Search the data for the word "title" and copy every line that contains it.

========================================

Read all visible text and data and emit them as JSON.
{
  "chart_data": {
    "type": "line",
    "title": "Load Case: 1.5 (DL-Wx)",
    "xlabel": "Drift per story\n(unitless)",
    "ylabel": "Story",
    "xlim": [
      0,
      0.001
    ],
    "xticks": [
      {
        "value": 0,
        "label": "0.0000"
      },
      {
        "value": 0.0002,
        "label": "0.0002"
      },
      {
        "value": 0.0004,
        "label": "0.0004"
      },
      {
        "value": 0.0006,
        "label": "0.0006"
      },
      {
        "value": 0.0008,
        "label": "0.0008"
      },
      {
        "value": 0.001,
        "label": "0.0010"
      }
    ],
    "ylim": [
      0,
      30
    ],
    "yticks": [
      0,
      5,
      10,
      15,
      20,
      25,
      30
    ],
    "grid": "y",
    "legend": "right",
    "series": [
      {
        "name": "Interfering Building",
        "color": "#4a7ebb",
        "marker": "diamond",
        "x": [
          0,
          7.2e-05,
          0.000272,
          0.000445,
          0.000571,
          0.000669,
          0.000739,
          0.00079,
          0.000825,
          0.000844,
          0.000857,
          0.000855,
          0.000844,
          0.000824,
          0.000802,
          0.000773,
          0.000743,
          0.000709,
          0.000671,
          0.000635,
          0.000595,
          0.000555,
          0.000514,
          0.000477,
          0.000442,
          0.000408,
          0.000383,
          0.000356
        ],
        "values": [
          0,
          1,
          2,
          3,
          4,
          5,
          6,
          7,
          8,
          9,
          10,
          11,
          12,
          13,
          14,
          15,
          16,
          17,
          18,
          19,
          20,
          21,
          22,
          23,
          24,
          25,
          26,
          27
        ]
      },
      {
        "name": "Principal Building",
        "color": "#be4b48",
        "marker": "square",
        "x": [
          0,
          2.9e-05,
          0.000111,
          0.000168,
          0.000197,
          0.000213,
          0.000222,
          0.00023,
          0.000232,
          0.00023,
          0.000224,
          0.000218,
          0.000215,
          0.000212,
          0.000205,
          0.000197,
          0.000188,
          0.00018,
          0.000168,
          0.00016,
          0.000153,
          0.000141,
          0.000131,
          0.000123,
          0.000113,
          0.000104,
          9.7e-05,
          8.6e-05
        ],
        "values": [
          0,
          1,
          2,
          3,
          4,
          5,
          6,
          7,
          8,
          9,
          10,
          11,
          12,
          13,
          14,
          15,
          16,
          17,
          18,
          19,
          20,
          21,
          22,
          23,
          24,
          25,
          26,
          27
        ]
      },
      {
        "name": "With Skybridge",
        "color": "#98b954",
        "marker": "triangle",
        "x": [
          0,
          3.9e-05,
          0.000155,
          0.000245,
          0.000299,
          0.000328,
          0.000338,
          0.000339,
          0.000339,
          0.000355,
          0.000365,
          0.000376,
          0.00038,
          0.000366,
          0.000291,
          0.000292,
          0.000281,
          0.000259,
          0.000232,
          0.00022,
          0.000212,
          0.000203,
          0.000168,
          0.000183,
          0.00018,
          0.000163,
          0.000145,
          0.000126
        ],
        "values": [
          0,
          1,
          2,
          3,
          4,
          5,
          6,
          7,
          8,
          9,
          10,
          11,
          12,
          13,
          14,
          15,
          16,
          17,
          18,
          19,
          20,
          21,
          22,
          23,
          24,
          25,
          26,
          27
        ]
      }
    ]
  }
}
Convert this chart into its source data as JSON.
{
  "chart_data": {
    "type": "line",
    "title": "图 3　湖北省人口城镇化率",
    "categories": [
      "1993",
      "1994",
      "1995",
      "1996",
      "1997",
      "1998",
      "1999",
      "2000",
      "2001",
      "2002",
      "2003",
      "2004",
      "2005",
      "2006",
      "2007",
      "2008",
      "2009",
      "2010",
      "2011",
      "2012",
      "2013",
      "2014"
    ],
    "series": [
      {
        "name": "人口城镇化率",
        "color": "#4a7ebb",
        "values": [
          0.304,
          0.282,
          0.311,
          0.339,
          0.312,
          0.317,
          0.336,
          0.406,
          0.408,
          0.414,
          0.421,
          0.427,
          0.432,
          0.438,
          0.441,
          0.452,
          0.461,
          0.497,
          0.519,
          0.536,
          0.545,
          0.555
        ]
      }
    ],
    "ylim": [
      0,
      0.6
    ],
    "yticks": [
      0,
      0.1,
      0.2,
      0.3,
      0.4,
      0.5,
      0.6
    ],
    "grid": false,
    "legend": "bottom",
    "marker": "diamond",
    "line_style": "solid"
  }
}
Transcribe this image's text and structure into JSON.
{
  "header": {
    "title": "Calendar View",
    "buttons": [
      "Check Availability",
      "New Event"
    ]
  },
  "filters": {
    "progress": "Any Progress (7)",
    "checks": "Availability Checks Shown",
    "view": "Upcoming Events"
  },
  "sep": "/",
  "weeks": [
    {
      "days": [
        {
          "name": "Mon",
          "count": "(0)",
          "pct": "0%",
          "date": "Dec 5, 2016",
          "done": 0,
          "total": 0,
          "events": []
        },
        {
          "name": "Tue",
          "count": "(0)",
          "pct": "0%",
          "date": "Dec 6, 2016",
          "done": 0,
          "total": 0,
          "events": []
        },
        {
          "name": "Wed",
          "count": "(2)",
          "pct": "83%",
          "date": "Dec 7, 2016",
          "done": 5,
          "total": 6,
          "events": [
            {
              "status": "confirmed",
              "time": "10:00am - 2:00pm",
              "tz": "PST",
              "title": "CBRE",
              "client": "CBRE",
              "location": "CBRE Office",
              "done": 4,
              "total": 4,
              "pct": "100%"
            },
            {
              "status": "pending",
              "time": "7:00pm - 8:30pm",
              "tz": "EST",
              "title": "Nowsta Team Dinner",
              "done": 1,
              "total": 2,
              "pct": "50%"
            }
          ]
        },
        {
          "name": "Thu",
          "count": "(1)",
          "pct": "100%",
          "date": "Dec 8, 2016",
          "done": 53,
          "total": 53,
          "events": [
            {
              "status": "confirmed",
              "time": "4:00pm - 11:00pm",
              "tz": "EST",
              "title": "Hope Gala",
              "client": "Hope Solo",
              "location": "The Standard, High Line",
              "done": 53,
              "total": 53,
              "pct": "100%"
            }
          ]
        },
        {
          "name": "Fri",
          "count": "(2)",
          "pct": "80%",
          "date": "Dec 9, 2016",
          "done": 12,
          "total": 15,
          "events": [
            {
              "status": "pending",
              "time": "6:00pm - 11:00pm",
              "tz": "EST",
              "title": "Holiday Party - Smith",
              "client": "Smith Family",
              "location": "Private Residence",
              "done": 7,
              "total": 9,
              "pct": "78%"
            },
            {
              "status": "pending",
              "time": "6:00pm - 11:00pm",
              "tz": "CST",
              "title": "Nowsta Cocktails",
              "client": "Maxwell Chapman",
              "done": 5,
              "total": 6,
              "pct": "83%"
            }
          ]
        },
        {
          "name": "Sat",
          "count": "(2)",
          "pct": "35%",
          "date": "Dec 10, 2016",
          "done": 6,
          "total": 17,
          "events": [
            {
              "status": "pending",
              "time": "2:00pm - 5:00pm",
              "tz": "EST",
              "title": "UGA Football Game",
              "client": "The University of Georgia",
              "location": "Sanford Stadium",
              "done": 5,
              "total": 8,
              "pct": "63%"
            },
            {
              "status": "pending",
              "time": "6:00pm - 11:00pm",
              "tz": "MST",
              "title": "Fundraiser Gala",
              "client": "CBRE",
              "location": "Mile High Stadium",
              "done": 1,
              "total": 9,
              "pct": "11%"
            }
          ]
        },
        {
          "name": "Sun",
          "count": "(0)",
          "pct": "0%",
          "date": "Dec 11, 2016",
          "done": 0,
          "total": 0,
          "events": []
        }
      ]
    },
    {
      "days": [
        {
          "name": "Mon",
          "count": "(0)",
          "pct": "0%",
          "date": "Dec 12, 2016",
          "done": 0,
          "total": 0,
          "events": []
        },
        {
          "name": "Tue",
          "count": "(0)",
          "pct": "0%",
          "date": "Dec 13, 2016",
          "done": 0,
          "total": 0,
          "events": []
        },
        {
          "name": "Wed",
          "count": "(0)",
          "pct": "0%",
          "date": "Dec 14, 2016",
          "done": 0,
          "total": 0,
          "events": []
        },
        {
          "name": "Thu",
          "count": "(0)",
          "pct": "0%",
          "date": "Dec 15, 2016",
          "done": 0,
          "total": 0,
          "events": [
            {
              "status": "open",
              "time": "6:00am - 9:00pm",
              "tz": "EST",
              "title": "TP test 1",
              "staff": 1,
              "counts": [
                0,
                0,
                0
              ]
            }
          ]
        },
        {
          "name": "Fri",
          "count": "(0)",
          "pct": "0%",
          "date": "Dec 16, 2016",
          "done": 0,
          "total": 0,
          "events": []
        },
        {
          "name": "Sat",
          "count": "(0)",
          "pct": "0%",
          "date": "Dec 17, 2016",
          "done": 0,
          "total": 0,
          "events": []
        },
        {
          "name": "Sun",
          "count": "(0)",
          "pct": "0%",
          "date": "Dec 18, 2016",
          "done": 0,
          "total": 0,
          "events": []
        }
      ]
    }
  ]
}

========================================

◆ **CORRECT OUTPUT**:
    "title": "Load Case: 1.5 (DL-Wx)",
    "title": "图 3　湖北省人口城镇化率",
    "title": "Calendar View",
              "title": "CBRE",
              "title": "Nowsta Team Dinner",
              "title": "Hope Gala",
              "title": "Holiday Party - Smith",
              "title": "Nowsta Cocktails",
              "title": "UGA Football Game",
              "title": "Fundraiser Gala",
              "title": "TP test 1",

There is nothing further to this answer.